## BEGIN Material shown

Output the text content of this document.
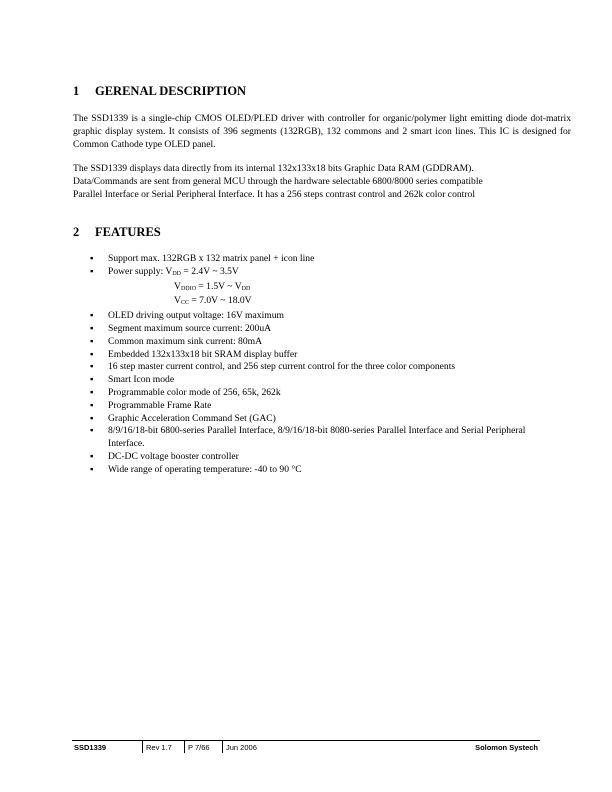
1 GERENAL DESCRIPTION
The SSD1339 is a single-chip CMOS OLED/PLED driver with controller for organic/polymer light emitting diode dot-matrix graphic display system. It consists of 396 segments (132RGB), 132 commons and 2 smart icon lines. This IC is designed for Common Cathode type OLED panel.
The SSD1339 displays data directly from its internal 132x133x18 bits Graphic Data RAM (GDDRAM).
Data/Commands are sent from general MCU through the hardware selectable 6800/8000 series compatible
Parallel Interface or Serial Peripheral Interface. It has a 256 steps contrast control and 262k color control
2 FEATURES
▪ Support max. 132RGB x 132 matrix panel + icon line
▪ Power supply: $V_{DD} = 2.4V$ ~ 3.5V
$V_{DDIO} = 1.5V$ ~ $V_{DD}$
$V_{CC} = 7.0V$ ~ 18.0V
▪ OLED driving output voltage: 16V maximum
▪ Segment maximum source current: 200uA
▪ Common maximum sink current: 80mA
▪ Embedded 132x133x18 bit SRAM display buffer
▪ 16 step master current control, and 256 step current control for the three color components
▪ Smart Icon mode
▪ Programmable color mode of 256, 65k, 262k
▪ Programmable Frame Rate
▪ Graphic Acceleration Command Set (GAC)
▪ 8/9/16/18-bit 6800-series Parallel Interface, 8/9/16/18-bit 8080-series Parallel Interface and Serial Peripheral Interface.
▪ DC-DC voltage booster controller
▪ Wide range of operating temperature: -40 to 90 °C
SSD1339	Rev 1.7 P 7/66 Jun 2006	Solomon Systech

## END Material shown

Request » The records above must be printed exactly; the pictures stay out.

Correct result »
Output the text content of this document.
1 GERENAL DESCRIPTION
The SSD1339 is a single-chip CMOS OLED/PLED driver with controller for organic/polymer light emitting diode dot-matrix graphic display system. It consists of 396 segments (132RGB), 132 commons and 2 smart icon lines. This IC is designed for Common Cathode type OLED panel.
The SSD1339 displays data directly from its internal 132x133x18 bits Graphic Data RAM (GDDRAM).
Data/Commands are sent from general MCU through the hardware selectable 6800/8000 series compatible
Parallel Interface or Serial Peripheral Interface. It has a 256 steps contrast control and 262k color control
2 FEATURES
▪ Support max. 132RGB x 132 matrix panel + icon line
▪ Power supply: $V_{DD} = 2.4V$ ~ 3.5V
$V_{DDIO} = 1.5V$ ~ $V_{DD}$
$V_{CC} = 7.0V$ ~ 18.0V
▪ OLED driving output voltage: 16V maximum
▪ Segment maximum source current: 200uA
▪ Common maximum sink current: 80mA
▪ Embedded 132x133x18 bit SRAM display buffer
▪ 16 step master current control, and 256 step current control for the three color components
▪ Smart Icon mode
▪ Programmable color mode of 256, 65k, 262k
▪ Programmable Frame Rate
▪ Graphic Acceleration Command Set (GAC)
▪ 8/9/16/18-bit 6800-series Parallel Interface, 8/9/16/18-bit 8080-series Parallel Interface and Serial Peripheral Interface.
▪ DC-DC voltage booster controller
▪ Wide range of operating temperature: -40 to 90 °C
SSD1339	Rev 1.7 P 7/66 Jun 2006	Solomon Systech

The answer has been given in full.